* [GIVEN INSTRUCTION]
Reproduce every record exactly as it appears, but not the pictures.

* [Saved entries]
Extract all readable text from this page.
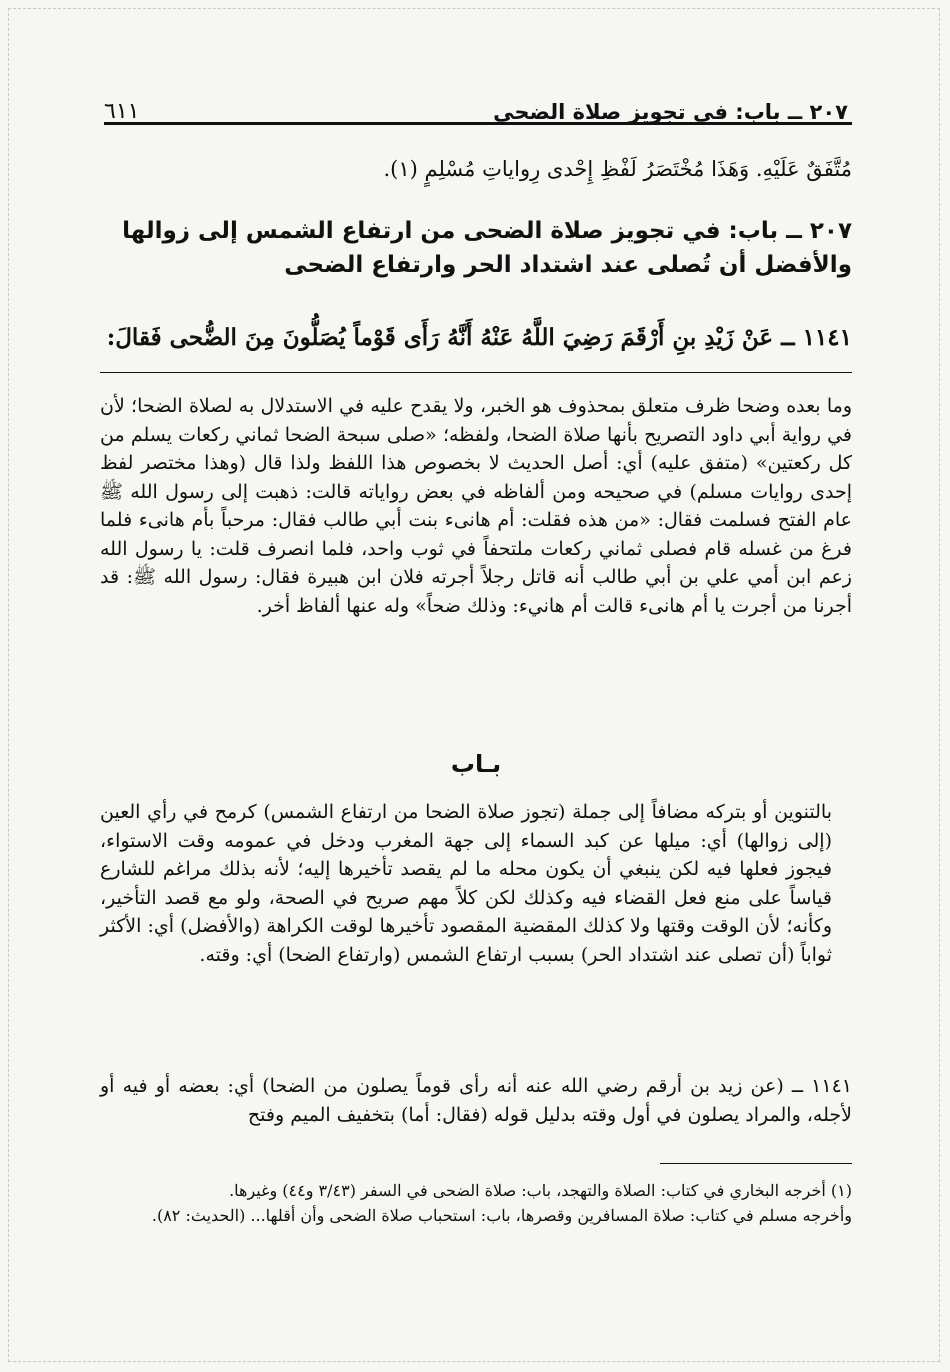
٢٠٧ ــ باب: في تجويز صلاة الضحى
٦١١
مُتَّفَقٌ عَلَيْهِ. وَهَذَا مُخْتَصَرُ لَفْظِ إِحْدى رِواياتِ مُسْلِمٍ (١).
٢٠٧ ــ باب: في تجويز صلاة الضحى من ارتفاع الشمس إلى زوالها
والأفضل أن تُصلى عند اشتداد الحر وارتفاع الضحى
١١٤١ ــ عَنْ زَيْدِ بنِ أَرْقَمَ رَضِيَ اللَّهُ عَنْهُ أَنَّهُ رَأَى قَوْماً يُصَلُّونَ مِنَ الضُّحى فَقالَ:

وما بعده وضحا ظرف متعلق بمحذوف هو الخبر، ولا يقدح عليه في الاستدلال به لصلاة الضحا؛ لأن في رواية أبي داود التصريح بأنها صلاة الضحا، ولفظه؛ «صلى سبحة الضحا ثماني ركعات يسلم من كل ركعتين» (متفق عليه) أي: أصل الحديث لا بخصوص هذا اللفظ ولذا قال (وهذا مختصر لفظ إحدى روايات مسلم) في صحيحه ومن ألفاظه في بعض رواياته قالت: ذهبت إلى رسول الله ﷺ عام الفتح فسلمت فقال: «من هذه فقلت: أم هانىء بنت أبي طالب فقال: مرحباً بأم هانىء فلما فرغ من غسله قام فصلى ثماني ركعات ملتحفاً في ثوب واحد، فلما انصرف قلت: يا رسول الله زعم ابن أمي علي بن أبي طالب أنه قاتل رجلاً أجرته فلان ابن هبيرة فقال: رسول الله ﷺ: قد أجرنا من أجرت يا أم هانىء قالت أم هانيء: وذلك ضحاً» وله عنها ألفاظ أخر.

بـاب

بالتنوين أو بتركه مضافاً إلى جملة (تجوز صلاة الضحا من ارتفاع الشمس) كرمح في رأي العين (إلى زوالها) أي: ميلها عن كبد السماء إلى جهة المغرب ودخل في عمومه وقت الاستواء، فيجوز فعلها فيه لكن ينبغي أن يكون محله ما لم يقصد تأخيرها إليه؛ لأنه بذلك مراغم للشارع قياساً على منع فعل القضاء فيه وكذلك لكن كلاً مهم صريح في الصحة، ولو مع قصد التأخير، وكأنه؛ لأن الوقت وقتها ولا كذلك المقضية المقصود تأخيرها لوقت الكراهة (والأفضل) أي: الأكثر ثواباً (أن تصلى عند اشتداد الحر) بسبب ارتفاع الشمس (وارتفاع الضحا) أي: وقته.

١١٤١ ــ (عن زيد بن أرقم رضي الله عنه أنه رأى قوماً يصلون من الضحا) أي: بعضه أو فيه أو لأجله، والمراد يصلون في أول وقته بدليل قوله (فقال: أما) بتخفيف الميم وفتح

(١) أخرجه البخاري في كتاب: الصلاة والتهجد، باب: صلاة الضحى في السفر (٣/٤٣ و٤٤) وغيرها.

وأخرجه مسلم في كتاب: صلاة المسافرين وقصرها، باب: استحباب صلاة الضحى وأن أقلها... (الحديث: ٨٢).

* [EXERCISE OUTPUT]
Extract all readable text from this page.
٢٠٧ ــ باب: في تجويز صلاة الضحى
٦١١
مُتَّفَقٌ عَلَيْهِ. وَهَذَا مُخْتَصَرُ لَفْظِ إِحْدى رِواياتِ مُسْلِمٍ (١).
٢٠٧ ــ باب: في تجويز صلاة الضحى من ارتفاع الشمس إلى زوالها
والأفضل أن تُصلى عند اشتداد الحر وارتفاع الضحى
١١٤١ ــ عَنْ زَيْدِ بنِ أَرْقَمَ رَضِيَ اللَّهُ عَنْهُ أَنَّهُ رَأَى قَوْماً يُصَلُّونَ مِنَ الضُّحى فَقالَ:

وما بعده وضحا ظرف متعلق بمحذوف هو الخبر، ولا يقدح عليه في الاستدلال به لصلاة الضحا؛ لأن في رواية أبي داود التصريح بأنها صلاة الضحا، ولفظه؛ «صلى سبحة الضحا ثماني ركعات يسلم من كل ركعتين» (متفق عليه) أي: أصل الحديث لا بخصوص هذا اللفظ ولذا قال (وهذا مختصر لفظ إحدى روايات مسلم) في صحيحه ومن ألفاظه في بعض رواياته قالت: ذهبت إلى رسول الله ﷺ عام الفتح فسلمت فقال: «من هذه فقلت: أم هانىء بنت أبي طالب فقال: مرحباً بأم هانىء فلما فرغ من غسله قام فصلى ثماني ركعات ملتحفاً في ثوب واحد، فلما انصرف قلت: يا رسول الله زعم ابن أمي علي بن أبي طالب أنه قاتل رجلاً أجرته فلان ابن هبيرة فقال: رسول الله ﷺ: قد أجرنا من أجرت يا أم هانىء قالت أم هانيء: وذلك ضحاً» وله عنها ألفاظ أخر.

بـاب

بالتنوين أو بتركه مضافاً إلى جملة (تجوز صلاة الضحا من ارتفاع الشمس) كرمح في رأي العين (إلى زوالها) أي: ميلها عن كبد السماء إلى جهة المغرب ودخل في عمومه وقت الاستواء، فيجوز فعلها فيه لكن ينبغي أن يكون محله ما لم يقصد تأخيرها إليه؛ لأنه بذلك مراغم للشارع قياساً على منع فعل القضاء فيه وكذلك لكن كلاً مهم صريح في الصحة، ولو مع قصد التأخير، وكأنه؛ لأن الوقت وقتها ولا كذلك المقضية المقصود تأخيرها لوقت الكراهة (والأفضل) أي: الأكثر ثواباً (أن تصلى عند اشتداد الحر) بسبب ارتفاع الشمس (وارتفاع الضحا) أي: وقته.

١١٤١ ــ (عن زيد بن أرقم رضي الله عنه أنه رأى قوماً يصلون من الضحا) أي: بعضه أو فيه أو لأجله، والمراد يصلون في أول وقته بدليل قوله (فقال: أما) بتخفيف الميم وفتح

(١) أخرجه البخاري في كتاب: الصلاة والتهجد، باب: صلاة الضحى في السفر (٣/٤٣ و٤٤) وغيرها.

وأخرجه مسلم في كتاب: صلاة المسافرين وقصرها، باب: استحباب صلاة الضحى وأن أقلها... (الحديث: ٨٢).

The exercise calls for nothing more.